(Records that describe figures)
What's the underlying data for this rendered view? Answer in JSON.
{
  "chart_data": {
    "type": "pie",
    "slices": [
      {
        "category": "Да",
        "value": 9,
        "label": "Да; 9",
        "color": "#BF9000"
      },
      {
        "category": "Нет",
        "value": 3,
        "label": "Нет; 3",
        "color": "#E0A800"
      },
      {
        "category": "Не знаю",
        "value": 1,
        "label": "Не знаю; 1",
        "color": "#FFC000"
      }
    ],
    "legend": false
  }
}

Set problem » Give the complete listing a second time, exactly as it reads.

Response to the exercise »
What's the underlying data for this rendered view? Answer in JSON.
{
  "chart_data": {
    "type": "pie",
    "slices": [
      {
        "category": "Да",
        "value": 9,
        "label": "Да; 9",
        "color": "#BF9000"
      },
      {
        "category": "Нет",
        "value": 3,
        "label": "Нет; 3",
        "color": "#E0A800"
      },
      {
        "category": "Не знаю",
        "value": 1,
        "label": "Не знаю; 1",
        "color": "#FFC000"
      }
    ],
    "legend": false
  }
}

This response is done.